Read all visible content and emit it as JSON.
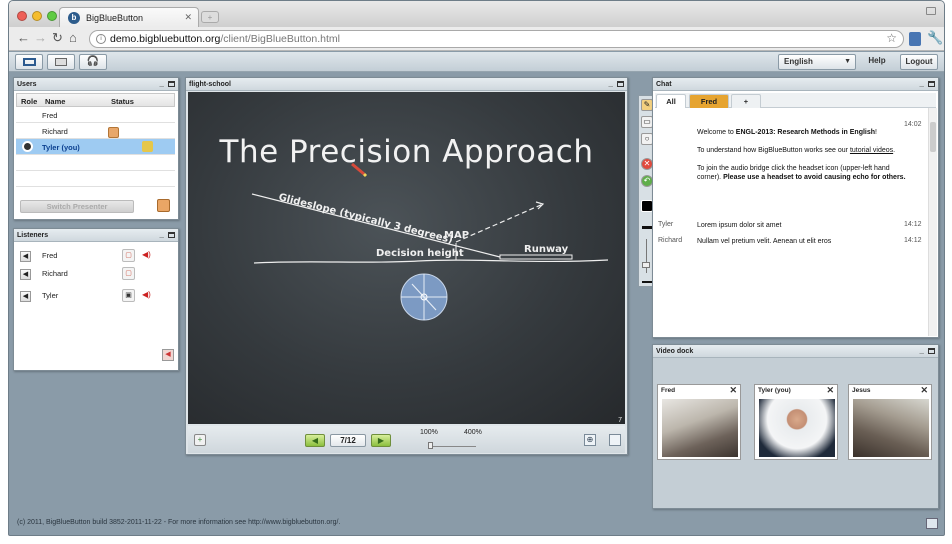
{
  "browser": {
    "tab_title": "BigBlueButton",
    "tab_favicon": "b",
    "tab_close": "✕",
    "url_host": "demo.bigbluebutton.org",
    "url_path": "/client/BigBlueButton.html",
    "lights": [
      "#ee5f57",
      "#f5bd2f",
      "#5fcb43"
    ]
  },
  "appbar": {
    "language": "English",
    "help": "Help",
    "logout": "Logout"
  },
  "users": {
    "title": "Users",
    "columns": [
      "Role",
      "Name",
      "Status"
    ],
    "rows": [
      {
        "name": "Fred"
      },
      {
        "name": "Richard"
      },
      {
        "name": "Tyler (you)"
      }
    ],
    "switch_presenter": "Switch Presenter"
  },
  "listeners": {
    "title": "Listeners",
    "rows": [
      {
        "name": "Fred"
      },
      {
        "name": "Richard"
      },
      {
        "name": "Tyler"
      }
    ]
  },
  "presentation": {
    "title": "flight-school",
    "slide_title": "The Precision Approach",
    "labels": {
      "glideslope": "Glideslope (typically 3 degrees)",
      "map": "MAP",
      "decision_height": "Decision height",
      "runway": "Runway"
    },
    "slide_number_corner": "7",
    "page_label": "7/12",
    "zoom_min": "100%",
    "zoom_max": "400%",
    "zoom_level": 0.0
  },
  "chat": {
    "title": "Chat",
    "tabs": [
      "All",
      "Fred",
      "+"
    ],
    "welcome": {
      "time": "14:02",
      "line1_prefix": "Welcome to ",
      "line1_bold": "ENGL-2013: Research Methods in English",
      "line1_suffix": "!",
      "line2_prefix": "To understand how BigBlueButton works see our ",
      "line2_link": "tutorial videos",
      "line2_suffix": ".",
      "line3_prefix": "To join the audio bridge click the headset icon (upper-left hand corner). ",
      "line3_bold": "Please use a headset to avoid causing echo for others."
    },
    "messages": [
      {
        "who": "Tyler",
        "text": "Lorem ipsum dolor sit amet",
        "time": "14:12"
      },
      {
        "who": "Richard",
        "text": "Nullam vel pretium velit. Aenean ut elit eros",
        "time": "14:12"
      }
    ]
  },
  "videodock": {
    "title": "Video dock",
    "tiles": [
      {
        "name": "Fred"
      },
      {
        "name": "Tyler (you)"
      },
      {
        "name": "Jesus"
      }
    ]
  },
  "footer": "(c) 2011, BigBlueButton build 3852-2011-11-22 - For more information see http://www.bigbluebutton.org/."
}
■ ■ ■
Repeat the entries exactly and keep the pictures out of the copy.

Read all visible content and emit it as JSON.
{
  "browser": {
    "tab_title": "BigBlueButton",
    "tab_favicon": "b",
    "tab_close": "✕",
    "url_host": "demo.bigbluebutton.org",
    "url_path": "/client/BigBlueButton.html",
    "lights": [
      "#ee5f57",
      "#f5bd2f",
      "#5fcb43"
    ]
  },
  "appbar": {
    "language": "English",
    "help": "Help",
    "logout": "Logout"
  },
  "users": {
    "title": "Users",
    "columns": [
      "Role",
      "Name",
      "Status"
    ],
    "rows": [
      {
        "name": "Fred"
      },
      {
        "name": "Richard"
      },
      {
        "name": "Tyler (you)"
      }
    ],
    "switch_presenter": "Switch Presenter"
  },
  "listeners": {
    "title": "Listeners",
    "rows": [
      {
        "name": "Fred"
      },
      {
        "name": "Richard"
      },
      {
        "name": "Tyler"
      }
    ]
  },
  "presentation": {
    "title": "flight-school",
    "slide_title": "The Precision Approach",
    "labels": {
      "glideslope": "Glideslope (typically 3 degrees)",
      "map": "MAP",
      "decision_height": "Decision height",
      "runway": "Runway"
    },
    "slide_number_corner": "7",
    "page_label": "7/12",
    "zoom_min": "100%",
    "zoom_max": "400%",
    "zoom_level": 0.0
  },
  "chat": {
    "title": "Chat",
    "tabs": [
      "All",
      "Fred",
      "+"
    ],
    "welcome": {
      "time": "14:02",
      "line1_prefix": "Welcome to ",
      "line1_bold": "ENGL-2013: Research Methods in English",
      "line1_suffix": "!",
      "line2_prefix": "To understand how BigBlueButton works see our ",
      "line2_link": "tutorial videos",
      "line2_suffix": ".",
      "line3_prefix": "To join the audio bridge click the headset icon (upper-left hand corner). ",
      "line3_bold": "Please use a headset to avoid causing echo for others."
    },
    "messages": [
      {
        "who": "Tyler",
        "text": "Lorem ipsum dolor sit amet",
        "time": "14:12"
      },
      {
        "who": "Richard",
        "text": "Nullam vel pretium velit. Aenean ut elit eros",
        "time": "14:12"
      }
    ]
  },
  "videodock": {
    "title": "Video dock",
    "tiles": [
      {
        "name": "Fred"
      },
      {
        "name": "Tyler (you)"
      },
      {
        "name": "Jesus"
      }
    ]
  },
  "footer": "(c) 2011, BigBlueButton build 3852-2011-11-22 - For more information see http://www.bigbluebutton.org/."
}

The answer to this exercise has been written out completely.